Aim of the exercise:
Pictures do not belong in the copy; transcribe everything else in the records exactly.

Saved entries:
[START]

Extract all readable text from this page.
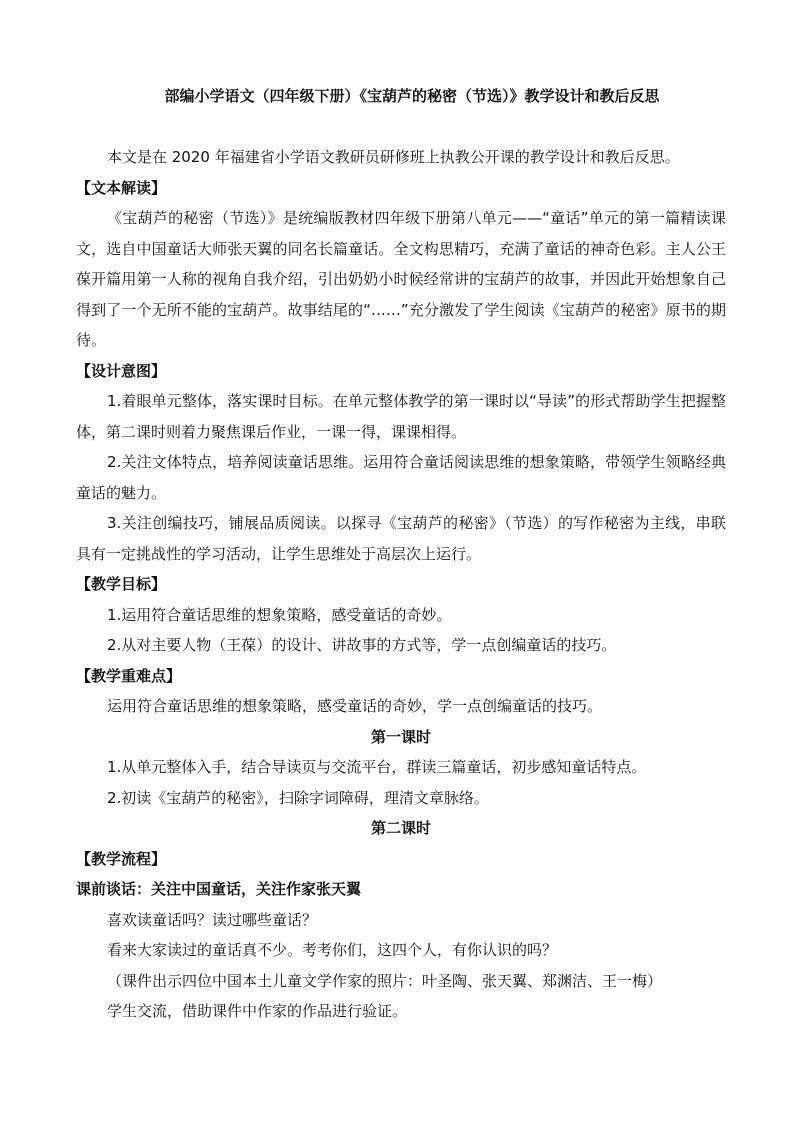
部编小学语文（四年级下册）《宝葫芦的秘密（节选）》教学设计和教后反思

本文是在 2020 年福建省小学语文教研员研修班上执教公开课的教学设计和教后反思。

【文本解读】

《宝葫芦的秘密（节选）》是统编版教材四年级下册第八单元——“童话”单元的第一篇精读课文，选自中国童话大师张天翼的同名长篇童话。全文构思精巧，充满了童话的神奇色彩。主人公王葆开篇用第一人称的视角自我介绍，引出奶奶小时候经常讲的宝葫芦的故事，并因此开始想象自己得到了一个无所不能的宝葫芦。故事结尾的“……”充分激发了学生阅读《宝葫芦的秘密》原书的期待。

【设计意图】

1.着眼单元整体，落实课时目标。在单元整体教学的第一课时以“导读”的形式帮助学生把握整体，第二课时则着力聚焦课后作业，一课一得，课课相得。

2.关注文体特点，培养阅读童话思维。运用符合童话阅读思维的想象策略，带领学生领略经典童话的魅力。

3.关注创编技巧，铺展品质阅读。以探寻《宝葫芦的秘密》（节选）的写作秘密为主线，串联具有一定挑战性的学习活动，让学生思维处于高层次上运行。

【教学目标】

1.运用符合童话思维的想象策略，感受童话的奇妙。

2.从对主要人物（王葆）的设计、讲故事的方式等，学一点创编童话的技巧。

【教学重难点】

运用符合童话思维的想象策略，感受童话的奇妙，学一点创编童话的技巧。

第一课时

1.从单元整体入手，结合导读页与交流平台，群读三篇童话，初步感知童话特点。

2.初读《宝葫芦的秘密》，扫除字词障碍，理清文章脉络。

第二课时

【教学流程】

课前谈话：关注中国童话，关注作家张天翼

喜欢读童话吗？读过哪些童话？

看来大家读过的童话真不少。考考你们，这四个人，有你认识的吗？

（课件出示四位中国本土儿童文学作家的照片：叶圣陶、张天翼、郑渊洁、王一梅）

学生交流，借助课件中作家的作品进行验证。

[END]

Worked answer:
Extract all readable text from this page.
部编小学语文（四年级下册）《宝葫芦的秘密（节选）》教学设计和教后反思

本文是在 2020 年福建省小学语文教研员研修班上执教公开课的教学设计和教后反思。

【文本解读】

《宝葫芦的秘密（节选）》是统编版教材四年级下册第八单元——“童话”单元的第一篇精读课文，选自中国童话大师张天翼的同名长篇童话。全文构思精巧，充满了童话的神奇色彩。主人公王葆开篇用第一人称的视角自我介绍，引出奶奶小时候经常讲的宝葫芦的故事，并因此开始想象自己得到了一个无所不能的宝葫芦。故事结尾的“……”充分激发了学生阅读《宝葫芦的秘密》原书的期待。

【设计意图】

1.着眼单元整体，落实课时目标。在单元整体教学的第一课时以“导读”的形式帮助学生把握整体，第二课时则着力聚焦课后作业，一课一得，课课相得。

2.关注文体特点，培养阅读童话思维。运用符合童话阅读思维的想象策略，带领学生领略经典童话的魅力。

3.关注创编技巧，铺展品质阅读。以探寻《宝葫芦的秘密》（节选）的写作秘密为主线，串联具有一定挑战性的学习活动，让学生思维处于高层次上运行。

【教学目标】

1.运用符合童话思维的想象策略，感受童话的奇妙。

2.从对主要人物（王葆）的设计、讲故事的方式等，学一点创编童话的技巧。

【教学重难点】

运用符合童话思维的想象策略，感受童话的奇妙，学一点创编童话的技巧。

第一课时

1.从单元整体入手，结合导读页与交流平台，群读三篇童话，初步感知童话特点。

2.初读《宝葫芦的秘密》，扫除字词障碍，理清文章脉络。

第二课时

【教学流程】

课前谈话：关注中国童话，关注作家张天翼

喜欢读童话吗？读过哪些童话？

看来大家读过的童话真不少。考考你们，这四个人，有你认识的吗？

（课件出示四位中国本土儿童文学作家的照片：叶圣陶、张天翼、郑渊洁、王一梅）

学生交流，借助课件中作家的作品进行验证。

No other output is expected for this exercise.